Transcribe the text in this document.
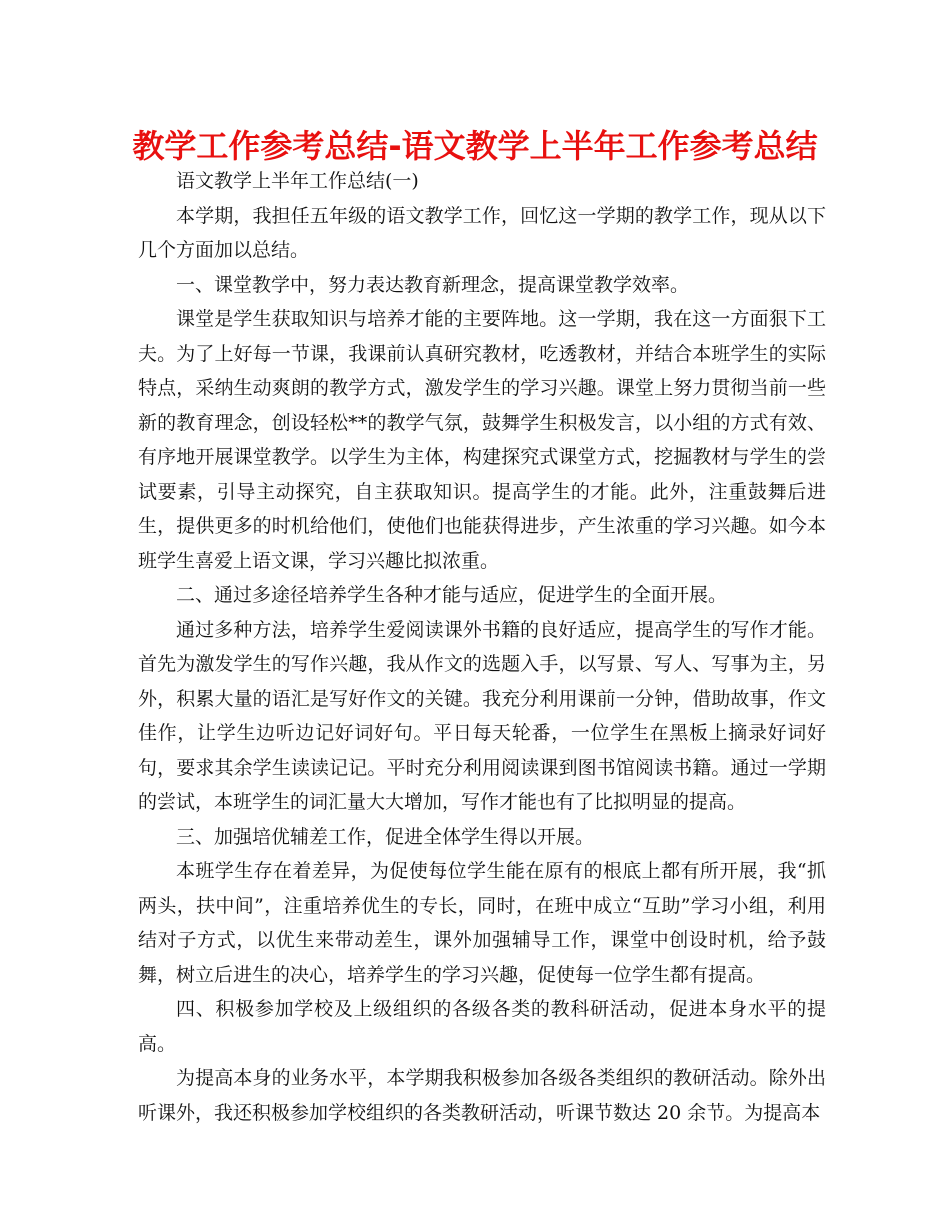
教学工作参考总结-语文教学上半年工作参考总结

语文教学上半年工作总结(一)

本学期，我担任五年级的语文教学工作，回忆这一学期的教学工作，现从以下几个方面加以总结。

一、课堂教学中，努力表达教育新理念，提高课堂教学效率。

课堂是学生获取知识与培养才能的主要阵地。这一学期，我在这一方面狠下工夫。为了上好每一节课，我课前认真研究教材，吃透教材，并结合本班学生的实际特点，采纳生动爽朗的教学方式，激发学生的学习兴趣。课堂上努力贯彻当前一些新的教育理念，创设轻松**的教学气氛，鼓舞学生积极发言，以小组的方式有效、有序地开展课堂教学。以学生为主体，构建探究式课堂方式，挖掘教材与学生的尝试要素，引导主动探究，自主获取知识。提高学生的才能。此外，注重鼓舞后进生，提供更多的时机给他们，使他们也能获得进步，产生浓重的学习兴趣。如今本班学生喜爱上语文课，学习兴趣比拟浓重。

二、通过多途径培养学生各种才能与适应，促进学生的全面开展。

通过多种方法，培养学生爱阅读课外书籍的良好适应，提高学生的写作才能。首先为激发学生的写作兴趣，我从作文的选题入手，以写景、写人、写事为主，另外，积累大量的语汇是写好作文的关键。我充分利用课前一分钟，借助故事，作文佳作，让学生边听边记好词好句。平日每天轮番，一位学生在黑板上摘录好词好句，要求其余学生读读记记。平时充分利用阅读课到图书馆阅读书籍。通过一学期的尝试，本班学生的词汇量大大增加，写作才能也有了比拟明显的提高。

三、加强培优辅差工作，促进全体学生得以开展。

本班学生存在着差异，为促使每位学生能在原有的根底上都有所开展，我“抓两头，扶中间”，注重培养优生的专长，同时，在班中成立“互助”学习小组，利用结对子方式，以优生来带动差生，课外加强辅导工作，课堂中创设时机，给予鼓舞，树立后进生的决心，培养学生的学习兴趣，促使每一位学生都有提高。

四、积极参加学校及上级组织的各级各类的教科研活动，促进本身水平的提高。

为提高本身的业务水平，本学期我积极参加各级各类组织的教研活动。除外出听课外，我还积极参加学校组织的各类教研活动，听课节数达 20 余节。为提高本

------------------------

- **WORK TO COMPLETE**: Repeat each record exactly as shown above, dropping all images.

- **FINAL ANSWER**:
Transcribe the text in this document.
教学工作参考总结-语文教学上半年工作参考总结

语文教学上半年工作总结(一)

本学期，我担任五年级的语文教学工作，回忆这一学期的教学工作，现从以下几个方面加以总结。

一、课堂教学中，努力表达教育新理念，提高课堂教学效率。

课堂是学生获取知识与培养才能的主要阵地。这一学期，我在这一方面狠下工夫。为了上好每一节课，我课前认真研究教材，吃透教材，并结合本班学生的实际特点，采纳生动爽朗的教学方式，激发学生的学习兴趣。课堂上努力贯彻当前一些新的教育理念，创设轻松**的教学气氛，鼓舞学生积极发言，以小组的方式有效、有序地开展课堂教学。以学生为主体，构建探究式课堂方式，挖掘教材与学生的尝试要素，引导主动探究，自主获取知识。提高学生的才能。此外，注重鼓舞后进生，提供更多的时机给他们，使他们也能获得进步，产生浓重的学习兴趣。如今本班学生喜爱上语文课，学习兴趣比拟浓重。

二、通过多途径培养学生各种才能与适应，促进学生的全面开展。

通过多种方法，培养学生爱阅读课外书籍的良好适应，提高学生的写作才能。首先为激发学生的写作兴趣，我从作文的选题入手，以写景、写人、写事为主，另外，积累大量的语汇是写好作文的关键。我充分利用课前一分钟，借助故事，作文佳作，让学生边听边记好词好句。平日每天轮番，一位学生在黑板上摘录好词好句，要求其余学生读读记记。平时充分利用阅读课到图书馆阅读书籍。通过一学期的尝试，本班学生的词汇量大大增加，写作才能也有了比拟明显的提高。

三、加强培优辅差工作，促进全体学生得以开展。

本班学生存在着差异，为促使每位学生能在原有的根底上都有所开展，我“抓两头，扶中间”，注重培养优生的专长，同时，在班中成立“互助”学习小组，利用结对子方式，以优生来带动差生，课外加强辅导工作，课堂中创设时机，给予鼓舞，树立后进生的决心，培养学生的学习兴趣，促使每一位学生都有提高。

四、积极参加学校及上级组织的各级各类的教科研活动，促进本身水平的提高。

为提高本身的业务水平，本学期我积极参加各级各类组织的教研活动。除外出听课外，我还积极参加学校组织的各类教研活动，听课节数达 20 余节。为提高本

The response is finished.